Testo ::
--------------------------------------------------

Nel campo della sanità dovrebbe essere ripristinato il valore della più pura deontologia medica, con un vero contrasto per quelle pratiche che comportino violazioni di diritti e integrità personali, della salute psico-fisica, della libertà del cittadino di scegliersi il tipo di cura. Inoltre, per contrastare obbligatorietà non corroborate da fatti o comunque amministrate senza considerare le specificità di ogni persona, si intende sganciare nettamente la sanità dagli interessi farmaceutici privati.

L’ambito dell’aiuto a persone con problemi di ordine mentale andrebbe liberato da ogni pratica psichiatrica restrittiva dei diritti del malato e ricondotto nell’alveo della medicina tradizionale anche assistita, su richiesta, dagli altri ambiti umanistici, perfino non laici e da tutte le esperienze di successo della società civile che riescano a contenere il disagio senza psicofarmaci od altre pratiche anestetizzanti e coercitive.

La rinnovata Sanità dovrebbe pretendere dagli operatori del settore il perseguimento dei seguenti obiettivi: il massimo rispetto dei Diritti Umani, con il minor livello possibile di forza ed invasività di qualsivoglia natura nella sfera intima del soggetto.

Occorre porsi l’obiettivo di far raggiungere alla persona con “problemi mentali” una condizione di ritorno ad una tranquillità relativa, tale da poter nuovamente usare in maniera autodeterminata le sue forze e capacità intellettuali per accogliere e giovarsi dell’aiuto offerto e di nuove conoscenze.

--------------------------------------------------

Esercizi ::
1 – Secondo il testo sulla sanità, da che cosa si intende sganciare nettamente la sanità?
2 – Copia dal testo sulla sanità il passo che va da "La rinnovata Sanità" fino a "intima del soggetto." compreso.

Dati forniti ::
--------------------------------------------------

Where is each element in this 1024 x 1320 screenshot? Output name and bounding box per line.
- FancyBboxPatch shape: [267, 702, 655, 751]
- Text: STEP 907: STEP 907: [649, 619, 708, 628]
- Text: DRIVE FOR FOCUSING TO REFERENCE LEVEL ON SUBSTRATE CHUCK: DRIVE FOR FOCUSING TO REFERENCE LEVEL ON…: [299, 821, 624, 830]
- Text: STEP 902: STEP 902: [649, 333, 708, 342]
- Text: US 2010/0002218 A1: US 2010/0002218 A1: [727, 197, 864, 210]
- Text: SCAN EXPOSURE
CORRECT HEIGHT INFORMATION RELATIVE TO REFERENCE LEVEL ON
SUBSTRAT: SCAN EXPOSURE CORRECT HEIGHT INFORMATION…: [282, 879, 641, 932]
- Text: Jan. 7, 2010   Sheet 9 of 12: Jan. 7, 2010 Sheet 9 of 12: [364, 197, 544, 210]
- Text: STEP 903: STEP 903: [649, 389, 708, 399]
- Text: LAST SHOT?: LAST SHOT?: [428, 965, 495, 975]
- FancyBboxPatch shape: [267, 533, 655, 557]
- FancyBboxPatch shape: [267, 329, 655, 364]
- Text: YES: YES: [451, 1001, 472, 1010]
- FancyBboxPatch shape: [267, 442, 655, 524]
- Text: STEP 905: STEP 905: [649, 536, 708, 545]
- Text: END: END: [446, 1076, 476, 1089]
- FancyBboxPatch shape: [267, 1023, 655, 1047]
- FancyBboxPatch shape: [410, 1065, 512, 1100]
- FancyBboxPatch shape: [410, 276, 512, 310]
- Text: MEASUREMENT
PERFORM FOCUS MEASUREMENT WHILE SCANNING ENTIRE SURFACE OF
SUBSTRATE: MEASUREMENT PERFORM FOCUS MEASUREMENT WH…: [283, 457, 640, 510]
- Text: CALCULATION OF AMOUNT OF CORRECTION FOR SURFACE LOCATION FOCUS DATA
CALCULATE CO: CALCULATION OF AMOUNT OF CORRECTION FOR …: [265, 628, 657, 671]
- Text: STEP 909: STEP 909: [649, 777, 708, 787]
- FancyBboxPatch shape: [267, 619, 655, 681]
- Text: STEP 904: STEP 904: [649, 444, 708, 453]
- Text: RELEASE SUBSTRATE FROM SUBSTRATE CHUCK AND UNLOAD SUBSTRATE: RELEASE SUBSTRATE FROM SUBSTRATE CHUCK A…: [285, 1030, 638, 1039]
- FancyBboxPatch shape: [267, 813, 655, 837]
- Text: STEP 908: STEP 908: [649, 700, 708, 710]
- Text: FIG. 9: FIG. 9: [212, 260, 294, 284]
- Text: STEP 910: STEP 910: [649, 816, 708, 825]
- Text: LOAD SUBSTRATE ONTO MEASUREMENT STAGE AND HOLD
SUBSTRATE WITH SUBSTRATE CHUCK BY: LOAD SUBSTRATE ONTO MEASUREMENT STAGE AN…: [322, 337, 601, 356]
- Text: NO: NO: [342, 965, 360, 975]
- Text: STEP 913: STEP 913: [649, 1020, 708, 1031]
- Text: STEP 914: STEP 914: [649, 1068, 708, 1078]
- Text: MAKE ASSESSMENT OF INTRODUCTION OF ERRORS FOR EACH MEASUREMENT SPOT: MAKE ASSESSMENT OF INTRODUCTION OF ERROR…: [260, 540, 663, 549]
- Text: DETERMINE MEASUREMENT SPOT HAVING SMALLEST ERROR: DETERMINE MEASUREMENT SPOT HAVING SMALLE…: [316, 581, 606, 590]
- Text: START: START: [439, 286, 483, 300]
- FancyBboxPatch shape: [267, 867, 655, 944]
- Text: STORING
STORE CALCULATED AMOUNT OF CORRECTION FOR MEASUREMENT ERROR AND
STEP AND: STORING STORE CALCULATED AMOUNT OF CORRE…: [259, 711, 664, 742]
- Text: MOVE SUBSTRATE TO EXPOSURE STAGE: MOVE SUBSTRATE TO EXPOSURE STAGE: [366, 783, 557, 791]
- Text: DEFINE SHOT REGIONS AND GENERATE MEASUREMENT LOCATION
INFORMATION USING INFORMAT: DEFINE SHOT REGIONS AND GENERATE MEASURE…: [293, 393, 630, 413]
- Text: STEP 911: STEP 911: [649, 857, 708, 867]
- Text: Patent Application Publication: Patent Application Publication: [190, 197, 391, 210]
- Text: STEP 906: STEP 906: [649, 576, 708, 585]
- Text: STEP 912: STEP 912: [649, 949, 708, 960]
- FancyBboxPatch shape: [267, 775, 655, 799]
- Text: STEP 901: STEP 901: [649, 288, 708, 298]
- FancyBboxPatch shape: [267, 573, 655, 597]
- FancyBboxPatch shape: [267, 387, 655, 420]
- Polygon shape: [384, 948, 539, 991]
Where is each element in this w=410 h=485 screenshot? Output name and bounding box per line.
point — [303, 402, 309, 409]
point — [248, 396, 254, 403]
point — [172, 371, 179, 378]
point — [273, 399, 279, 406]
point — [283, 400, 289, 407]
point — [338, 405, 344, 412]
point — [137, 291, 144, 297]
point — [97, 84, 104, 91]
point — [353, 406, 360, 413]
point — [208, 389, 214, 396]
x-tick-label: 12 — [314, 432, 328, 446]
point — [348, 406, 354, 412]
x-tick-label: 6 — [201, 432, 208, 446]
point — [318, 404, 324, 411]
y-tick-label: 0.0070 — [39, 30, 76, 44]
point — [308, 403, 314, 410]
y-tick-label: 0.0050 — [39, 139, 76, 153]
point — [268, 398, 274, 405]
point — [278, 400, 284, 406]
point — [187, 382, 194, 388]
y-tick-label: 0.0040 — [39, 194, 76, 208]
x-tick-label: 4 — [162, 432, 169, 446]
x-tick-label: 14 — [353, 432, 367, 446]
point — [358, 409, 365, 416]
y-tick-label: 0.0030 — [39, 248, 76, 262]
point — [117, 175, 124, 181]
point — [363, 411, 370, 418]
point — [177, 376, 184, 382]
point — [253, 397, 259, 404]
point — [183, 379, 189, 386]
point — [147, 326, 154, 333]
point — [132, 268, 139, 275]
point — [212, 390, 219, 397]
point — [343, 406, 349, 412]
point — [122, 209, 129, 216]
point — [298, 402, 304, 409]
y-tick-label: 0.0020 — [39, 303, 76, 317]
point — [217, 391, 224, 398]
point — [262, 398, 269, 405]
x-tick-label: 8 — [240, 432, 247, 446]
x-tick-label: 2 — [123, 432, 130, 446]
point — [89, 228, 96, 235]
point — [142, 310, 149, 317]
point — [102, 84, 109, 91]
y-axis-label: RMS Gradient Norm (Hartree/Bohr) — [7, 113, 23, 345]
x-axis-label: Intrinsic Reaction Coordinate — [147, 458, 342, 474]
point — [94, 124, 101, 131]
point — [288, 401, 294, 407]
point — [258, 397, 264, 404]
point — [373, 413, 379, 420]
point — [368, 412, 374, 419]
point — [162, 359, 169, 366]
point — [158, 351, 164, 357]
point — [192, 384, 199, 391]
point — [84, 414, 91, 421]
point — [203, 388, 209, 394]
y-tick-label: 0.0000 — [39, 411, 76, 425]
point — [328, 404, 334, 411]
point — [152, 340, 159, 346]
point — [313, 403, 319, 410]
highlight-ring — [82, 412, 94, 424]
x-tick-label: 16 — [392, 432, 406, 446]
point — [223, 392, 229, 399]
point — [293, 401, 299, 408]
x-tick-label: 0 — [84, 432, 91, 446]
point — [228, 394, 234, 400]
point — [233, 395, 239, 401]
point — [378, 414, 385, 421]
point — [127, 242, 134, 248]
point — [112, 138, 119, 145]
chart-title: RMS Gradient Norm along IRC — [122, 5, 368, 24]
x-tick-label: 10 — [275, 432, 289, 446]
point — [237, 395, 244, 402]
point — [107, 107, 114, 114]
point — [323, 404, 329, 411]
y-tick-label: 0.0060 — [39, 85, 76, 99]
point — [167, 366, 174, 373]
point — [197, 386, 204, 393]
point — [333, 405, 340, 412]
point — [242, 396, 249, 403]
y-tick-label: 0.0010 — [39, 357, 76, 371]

--------------------------------------------------

Soluzioni ::
1 – Dagli interessi farmaceutici privati.

2 –
La rinnovata Sanità dovrebbe pretendere dagli operatori del settore il perseguimento dei seguenti obiettivi: il massimo rispetto dei Diritti Umani, con il minor livello possibile di forza ed invasività di qualsivoglia natura nella sfera intima del soggetto.